┌──
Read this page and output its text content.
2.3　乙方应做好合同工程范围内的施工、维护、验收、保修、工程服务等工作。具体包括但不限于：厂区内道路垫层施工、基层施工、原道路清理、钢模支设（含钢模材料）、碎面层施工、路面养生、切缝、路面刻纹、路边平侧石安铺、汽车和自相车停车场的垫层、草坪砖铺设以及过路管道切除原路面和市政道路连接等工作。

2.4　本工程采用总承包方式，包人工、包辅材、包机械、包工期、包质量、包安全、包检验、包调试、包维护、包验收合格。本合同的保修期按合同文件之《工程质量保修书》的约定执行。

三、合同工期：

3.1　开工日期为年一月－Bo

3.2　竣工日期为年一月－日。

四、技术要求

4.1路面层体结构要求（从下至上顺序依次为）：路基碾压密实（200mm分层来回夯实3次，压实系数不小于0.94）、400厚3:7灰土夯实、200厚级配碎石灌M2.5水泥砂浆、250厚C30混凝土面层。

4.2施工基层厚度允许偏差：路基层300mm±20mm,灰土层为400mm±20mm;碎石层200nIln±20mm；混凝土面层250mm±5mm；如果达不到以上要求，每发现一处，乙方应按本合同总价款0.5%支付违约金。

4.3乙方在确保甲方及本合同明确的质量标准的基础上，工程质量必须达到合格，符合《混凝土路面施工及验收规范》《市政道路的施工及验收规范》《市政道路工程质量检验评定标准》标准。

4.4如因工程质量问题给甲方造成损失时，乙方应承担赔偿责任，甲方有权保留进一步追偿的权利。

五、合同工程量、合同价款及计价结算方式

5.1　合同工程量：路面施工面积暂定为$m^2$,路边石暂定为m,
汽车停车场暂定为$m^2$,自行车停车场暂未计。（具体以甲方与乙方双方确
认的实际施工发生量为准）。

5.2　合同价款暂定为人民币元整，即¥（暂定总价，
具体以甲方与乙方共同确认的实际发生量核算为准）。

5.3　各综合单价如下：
└──
**Exercise description:** Output the listing above without altering a single character.

**Exercise output:**
Read this page and output its text content.
2.3　乙方应做好合同工程范围内的施工、维护、验收、保修、工程服务等工作。具体包括但不限于：厂区内道路垫层施工、基层施工、原道路清理、钢模支设（含钢模材料）、碎面层施工、路面养生、切缝、路面刻纹、路边平侧石安铺、汽车和自相车停车场的垫层、草坪砖铺设以及过路管道切除原路面和市政道路连接等工作。

2.4　本工程采用总承包方式，包人工、包辅材、包机械、包工期、包质量、包安全、包检验、包调试、包维护、包验收合格。本合同的保修期按合同文件之《工程质量保修书》的约定执行。

三、合同工期：

3.1　开工日期为年一月－Bo

3.2　竣工日期为年一月－日。

四、技术要求

4.1路面层体结构要求（从下至上顺序依次为）：路基碾压密实（200mm分层来回夯实3次，压实系数不小于0.94）、400厚3:7灰土夯实、200厚级配碎石灌M2.5水泥砂浆、250厚C30混凝土面层。

4.2施工基层厚度允许偏差：路基层300mm±20mm,灰土层为400mm±20mm;碎石层200nIln±20mm；混凝土面层250mm±5mm；如果达不到以上要求，每发现一处，乙方应按本合同总价款0.5%支付违约金。

4.3乙方在确保甲方及本合同明确的质量标准的基础上，工程质量必须达到合格，符合《混凝土路面施工及验收规范》《市政道路的施工及验收规范》《市政道路工程质量检验评定标准》标准。

4.4如因工程质量问题给甲方造成损失时，乙方应承担赔偿责任，甲方有权保留进一步追偿的权利。

五、合同工程量、合同价款及计价结算方式

5.1　合同工程量：路面施工面积暂定为$m^2$,路边石暂定为m,
汽车停车场暂定为$m^2$,自行车停车场暂未计。（具体以甲方与乙方双方确
认的实际施工发生量为准）。

5.2　合同价款暂定为人民币元整，即¥（暂定总价，
具体以甲方与乙方共同确认的实际发生量核算为准）。

5.3　各综合单价如下：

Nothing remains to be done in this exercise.